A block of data
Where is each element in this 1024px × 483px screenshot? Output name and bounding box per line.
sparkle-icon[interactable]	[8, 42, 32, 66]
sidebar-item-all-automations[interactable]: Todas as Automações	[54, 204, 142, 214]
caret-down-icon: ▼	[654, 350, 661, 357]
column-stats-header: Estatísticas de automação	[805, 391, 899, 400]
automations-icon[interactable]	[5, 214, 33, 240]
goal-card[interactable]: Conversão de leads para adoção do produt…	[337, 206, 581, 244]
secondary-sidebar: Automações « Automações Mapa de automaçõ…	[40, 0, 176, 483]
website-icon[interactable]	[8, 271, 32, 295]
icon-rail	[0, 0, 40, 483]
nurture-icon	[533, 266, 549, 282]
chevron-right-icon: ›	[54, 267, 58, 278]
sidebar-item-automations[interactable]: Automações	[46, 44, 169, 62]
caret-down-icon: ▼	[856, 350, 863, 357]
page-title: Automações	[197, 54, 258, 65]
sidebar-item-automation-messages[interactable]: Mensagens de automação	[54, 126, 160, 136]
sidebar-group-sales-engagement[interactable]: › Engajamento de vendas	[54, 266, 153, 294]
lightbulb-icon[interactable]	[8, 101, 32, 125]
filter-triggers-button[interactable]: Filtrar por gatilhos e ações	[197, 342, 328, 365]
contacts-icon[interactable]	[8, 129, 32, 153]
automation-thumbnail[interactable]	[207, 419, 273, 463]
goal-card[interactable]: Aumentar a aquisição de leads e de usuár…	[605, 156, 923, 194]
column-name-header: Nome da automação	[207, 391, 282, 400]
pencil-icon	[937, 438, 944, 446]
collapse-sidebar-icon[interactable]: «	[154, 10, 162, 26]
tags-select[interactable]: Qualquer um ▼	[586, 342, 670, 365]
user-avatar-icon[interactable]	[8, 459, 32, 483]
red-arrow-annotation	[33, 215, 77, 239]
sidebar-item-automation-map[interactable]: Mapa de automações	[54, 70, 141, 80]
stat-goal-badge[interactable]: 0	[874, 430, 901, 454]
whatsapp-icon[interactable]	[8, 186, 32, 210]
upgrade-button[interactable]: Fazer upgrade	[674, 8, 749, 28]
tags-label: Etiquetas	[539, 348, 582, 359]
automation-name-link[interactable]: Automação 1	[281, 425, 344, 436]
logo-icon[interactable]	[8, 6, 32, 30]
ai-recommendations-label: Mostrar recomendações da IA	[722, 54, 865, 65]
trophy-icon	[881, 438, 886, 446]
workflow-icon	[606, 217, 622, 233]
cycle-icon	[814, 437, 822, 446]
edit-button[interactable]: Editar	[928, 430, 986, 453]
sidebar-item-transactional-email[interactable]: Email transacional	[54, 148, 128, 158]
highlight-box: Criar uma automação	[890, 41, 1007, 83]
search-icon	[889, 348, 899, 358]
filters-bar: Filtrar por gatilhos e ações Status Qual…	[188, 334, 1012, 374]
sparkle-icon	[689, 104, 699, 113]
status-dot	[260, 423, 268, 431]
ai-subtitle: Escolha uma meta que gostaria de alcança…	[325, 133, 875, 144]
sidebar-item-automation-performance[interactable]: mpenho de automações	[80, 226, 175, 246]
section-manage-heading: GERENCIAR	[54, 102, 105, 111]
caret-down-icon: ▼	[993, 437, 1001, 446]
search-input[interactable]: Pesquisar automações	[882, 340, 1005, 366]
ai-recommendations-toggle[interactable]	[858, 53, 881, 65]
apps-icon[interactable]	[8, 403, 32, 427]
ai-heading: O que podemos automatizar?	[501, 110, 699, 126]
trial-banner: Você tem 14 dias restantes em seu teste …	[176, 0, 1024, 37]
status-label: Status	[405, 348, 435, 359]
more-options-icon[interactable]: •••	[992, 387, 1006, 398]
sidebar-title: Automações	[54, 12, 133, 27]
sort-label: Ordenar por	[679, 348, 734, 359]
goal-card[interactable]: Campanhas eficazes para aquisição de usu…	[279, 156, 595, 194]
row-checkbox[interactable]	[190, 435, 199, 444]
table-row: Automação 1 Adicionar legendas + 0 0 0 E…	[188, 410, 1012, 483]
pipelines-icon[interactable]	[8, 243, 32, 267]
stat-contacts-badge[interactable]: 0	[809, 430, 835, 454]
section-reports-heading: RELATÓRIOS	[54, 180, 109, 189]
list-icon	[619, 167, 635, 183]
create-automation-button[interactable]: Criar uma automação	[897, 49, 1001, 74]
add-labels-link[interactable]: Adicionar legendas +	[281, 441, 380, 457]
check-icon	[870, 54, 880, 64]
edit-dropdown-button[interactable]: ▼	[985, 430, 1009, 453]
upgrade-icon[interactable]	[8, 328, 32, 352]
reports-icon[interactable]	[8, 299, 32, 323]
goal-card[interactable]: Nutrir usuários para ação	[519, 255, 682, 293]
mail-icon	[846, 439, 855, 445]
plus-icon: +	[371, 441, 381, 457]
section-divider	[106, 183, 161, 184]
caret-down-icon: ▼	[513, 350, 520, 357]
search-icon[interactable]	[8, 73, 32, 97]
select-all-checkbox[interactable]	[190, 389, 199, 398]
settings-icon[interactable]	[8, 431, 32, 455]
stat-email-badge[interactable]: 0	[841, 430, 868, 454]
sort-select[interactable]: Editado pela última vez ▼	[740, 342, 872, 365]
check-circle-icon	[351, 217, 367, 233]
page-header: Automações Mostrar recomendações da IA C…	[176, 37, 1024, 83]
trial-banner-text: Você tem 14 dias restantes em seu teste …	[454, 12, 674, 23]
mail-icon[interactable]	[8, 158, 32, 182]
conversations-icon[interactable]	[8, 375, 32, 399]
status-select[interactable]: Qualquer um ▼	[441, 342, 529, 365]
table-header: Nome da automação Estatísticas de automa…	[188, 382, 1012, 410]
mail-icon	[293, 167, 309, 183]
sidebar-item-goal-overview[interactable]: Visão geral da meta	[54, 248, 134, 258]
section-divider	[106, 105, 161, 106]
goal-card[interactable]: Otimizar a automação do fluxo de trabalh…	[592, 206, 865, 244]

__PROMPT__:
Copy these lines exactly as they appear, covering every item in the block.

__FINISHED TASK__:
Where is each element in this 1024px × 483px screenshot? Output name and bounding box per line.
sparkle-icon[interactable]	[8, 42, 32, 66]
sidebar-item-all-automations[interactable]: Todas as Automações	[54, 204, 142, 214]
caret-down-icon: ▼	[654, 350, 661, 357]
column-stats-header: Estatísticas de automação	[805, 391, 899, 400]
automations-icon[interactable]	[5, 214, 33, 240]
goal-card[interactable]: Conversão de leads para adoção do produt…	[337, 206, 581, 244]
secondary-sidebar: Automações « Automações Mapa de automaçõ…	[40, 0, 176, 483]
website-icon[interactable]	[8, 271, 32, 295]
icon-rail	[0, 0, 40, 483]
nurture-icon	[533, 266, 549, 282]
chevron-right-icon: ›	[54, 267, 58, 278]
sidebar-item-automations[interactable]: Automações	[46, 44, 169, 62]
caret-down-icon: ▼	[856, 350, 863, 357]
page-title: Automações	[197, 54, 258, 65]
sidebar-item-automation-messages[interactable]: Mensagens de automação	[54, 126, 160, 136]
sidebar-group-sales-engagement[interactable]: › Engajamento de vendas	[54, 266, 153, 294]
lightbulb-icon[interactable]	[8, 101, 32, 125]
filter-triggers-button[interactable]: Filtrar por gatilhos e ações	[197, 342, 328, 365]
contacts-icon[interactable]	[8, 129, 32, 153]
automation-thumbnail[interactable]	[207, 419, 273, 463]
goal-card[interactable]: Aumentar a aquisição de leads e de usuár…	[605, 156, 923, 194]
column-name-header: Nome da automação	[207, 391, 282, 400]
pencil-icon	[937, 438, 944, 446]
collapse-sidebar-icon[interactable]: «	[154, 10, 162, 26]
tags-select[interactable]: Qualquer um ▼	[586, 342, 670, 365]
user-avatar-icon[interactable]	[8, 459, 32, 483]
red-arrow-annotation	[33, 215, 77, 239]
sidebar-item-automation-map[interactable]: Mapa de automações	[54, 70, 141, 80]
stat-goal-badge[interactable]: 0	[874, 430, 901, 454]
whatsapp-icon[interactable]	[8, 186, 32, 210]
upgrade-button[interactable]: Fazer upgrade	[674, 8, 749, 28]
tags-label: Etiquetas	[539, 348, 582, 359]
automation-name-link[interactable]: Automação 1	[281, 425, 344, 436]
logo-icon[interactable]	[8, 6, 32, 30]
ai-recommendations-label: Mostrar recomendações da IA	[722, 54, 865, 65]
trophy-icon	[881, 438, 886, 446]
workflow-icon	[606, 217, 622, 233]
cycle-icon	[814, 437, 822, 446]
edit-button[interactable]: Editar	[928, 430, 986, 453]
sidebar-item-transactional-email[interactable]: Email transacional	[54, 148, 128, 158]
highlight-box: Criar uma automação	[890, 41, 1007, 83]
search-icon	[889, 348, 899, 358]
filters-bar: Filtrar por gatilhos e ações Status Qual…	[188, 334, 1012, 374]
sparkle-icon	[689, 104, 699, 113]
status-dot	[260, 423, 268, 431]
ai-subtitle: Escolha uma meta que gostaria de alcança…	[325, 133, 875, 144]
sidebar-item-automation-performance[interactable]: mpenho de automações	[80, 226, 175, 246]
section-manage-heading: GERENCIAR	[54, 102, 105, 111]
caret-down-icon: ▼	[993, 437, 1001, 446]
search-input[interactable]: Pesquisar automações	[882, 340, 1005, 366]
ai-recommendations-toggle[interactable]	[858, 53, 881, 65]
apps-icon[interactable]	[8, 403, 32, 427]
ai-heading: O que podemos automatizar?	[501, 110, 699, 126]
trial-banner: Você tem 14 dias restantes em seu teste …	[176, 0, 1024, 37]
status-label: Status	[405, 348, 435, 359]
more-options-icon[interactable]: •••	[992, 387, 1006, 398]
sidebar-title: Automações	[54, 12, 133, 27]
sort-label: Ordenar por	[679, 348, 734, 359]
goal-card[interactable]: Campanhas eficazes para aquisição de usu…	[279, 156, 595, 194]
row-checkbox[interactable]	[190, 435, 199, 444]
table-row: Automação 1 Adicionar legendas + 0 0 0 E…	[188, 410, 1012, 483]
pipelines-icon[interactable]	[8, 243, 32, 267]
stat-contacts-badge[interactable]: 0	[809, 430, 835, 454]
section-reports-heading: RELATÓRIOS	[54, 180, 109, 189]
list-icon	[619, 167, 635, 183]
create-automation-button[interactable]: Criar uma automação	[897, 49, 1001, 74]
add-labels-link[interactable]: Adicionar legendas +	[281, 441, 380, 457]
check-icon	[870, 54, 880, 64]
edit-dropdown-button[interactable]: ▼	[985, 430, 1009, 453]
upgrade-icon[interactable]	[8, 328, 32, 352]
reports-icon[interactable]	[8, 299, 32, 323]
goal-card[interactable]: Nutrir usuários para ação	[519, 255, 682, 293]
mail-icon	[846, 439, 855, 445]
plus-icon: +	[371, 441, 381, 457]
section-divider	[106, 183, 161, 184]
caret-down-icon: ▼	[513, 350, 520, 357]
search-icon[interactable]	[8, 73, 32, 97]
select-all-checkbox[interactable]	[190, 389, 199, 398]
settings-icon[interactable]	[8, 431, 32, 455]
stat-email-badge[interactable]: 0	[841, 430, 868, 454]
sort-select[interactable]: Editado pela última vez ▼	[740, 342, 872, 365]
check-circle-icon	[351, 217, 367, 233]
page-header: Automações Mostrar recomendações da IA C…	[176, 37, 1024, 83]
trial-banner-text: Você tem 14 dias restantes em seu teste …	[454, 12, 674, 23]
mail-icon[interactable]	[8, 158, 32, 182]
conversations-icon[interactable]	[8, 375, 32, 399]
status-select[interactable]: Qualquer um ▼	[441, 342, 529, 365]
table-header: Nome da automação Estatísticas de automa…	[188, 382, 1012, 410]
mail-icon	[293, 167, 309, 183]
sidebar-item-goal-overview[interactable]: Visão geral da meta	[54, 248, 134, 258]
section-divider	[106, 105, 161, 106]
goal-card[interactable]: Otimizar a automação do fluxo de trabalh…	[592, 206, 865, 244]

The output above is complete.